WHAT IS REQUIRED:
Where a line of the listing below includes the word "this", reproduce that line.

SUPPLIED DATA:
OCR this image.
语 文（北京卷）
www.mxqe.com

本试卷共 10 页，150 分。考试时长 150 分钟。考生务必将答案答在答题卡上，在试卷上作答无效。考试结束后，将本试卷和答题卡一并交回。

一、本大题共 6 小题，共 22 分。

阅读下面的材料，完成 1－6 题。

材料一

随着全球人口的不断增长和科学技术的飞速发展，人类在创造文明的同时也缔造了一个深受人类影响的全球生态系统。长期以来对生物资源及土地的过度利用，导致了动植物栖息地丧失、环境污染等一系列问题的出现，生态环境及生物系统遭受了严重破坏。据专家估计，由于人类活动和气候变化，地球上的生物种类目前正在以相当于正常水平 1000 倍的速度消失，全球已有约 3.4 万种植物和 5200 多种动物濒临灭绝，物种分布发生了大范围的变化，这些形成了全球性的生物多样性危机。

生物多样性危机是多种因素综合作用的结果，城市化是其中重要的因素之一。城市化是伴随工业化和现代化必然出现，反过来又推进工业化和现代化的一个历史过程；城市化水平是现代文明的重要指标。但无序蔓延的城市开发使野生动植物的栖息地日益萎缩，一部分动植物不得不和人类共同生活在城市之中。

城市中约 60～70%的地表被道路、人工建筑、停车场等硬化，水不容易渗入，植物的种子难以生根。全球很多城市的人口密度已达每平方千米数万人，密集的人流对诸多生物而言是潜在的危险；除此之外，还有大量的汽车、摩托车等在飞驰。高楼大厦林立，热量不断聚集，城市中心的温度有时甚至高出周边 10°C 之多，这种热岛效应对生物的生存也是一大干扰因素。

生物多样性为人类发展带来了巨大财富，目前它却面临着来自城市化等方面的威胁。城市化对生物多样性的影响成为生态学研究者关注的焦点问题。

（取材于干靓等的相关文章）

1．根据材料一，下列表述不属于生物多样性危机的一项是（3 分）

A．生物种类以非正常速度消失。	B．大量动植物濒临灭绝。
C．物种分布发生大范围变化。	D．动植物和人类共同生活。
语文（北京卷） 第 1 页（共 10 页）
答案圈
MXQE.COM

---

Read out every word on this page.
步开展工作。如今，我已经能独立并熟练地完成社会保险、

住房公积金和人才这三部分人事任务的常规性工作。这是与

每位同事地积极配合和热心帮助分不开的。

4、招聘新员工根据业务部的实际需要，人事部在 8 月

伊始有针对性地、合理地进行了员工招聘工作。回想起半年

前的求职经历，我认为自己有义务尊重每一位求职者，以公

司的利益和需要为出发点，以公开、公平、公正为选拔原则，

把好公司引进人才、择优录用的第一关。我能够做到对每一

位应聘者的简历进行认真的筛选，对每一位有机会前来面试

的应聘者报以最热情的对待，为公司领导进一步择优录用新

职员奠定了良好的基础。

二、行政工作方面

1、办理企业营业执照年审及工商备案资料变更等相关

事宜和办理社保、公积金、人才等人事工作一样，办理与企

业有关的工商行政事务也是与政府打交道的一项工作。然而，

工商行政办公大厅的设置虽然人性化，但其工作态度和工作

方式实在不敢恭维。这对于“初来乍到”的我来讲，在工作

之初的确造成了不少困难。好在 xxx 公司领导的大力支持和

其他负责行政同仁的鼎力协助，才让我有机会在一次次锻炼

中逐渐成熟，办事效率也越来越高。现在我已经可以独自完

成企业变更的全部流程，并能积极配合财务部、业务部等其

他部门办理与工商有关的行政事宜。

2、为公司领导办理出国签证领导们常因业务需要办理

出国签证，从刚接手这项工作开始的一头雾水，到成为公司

OUTPUT:
OCR this image.
Read out every word on this page.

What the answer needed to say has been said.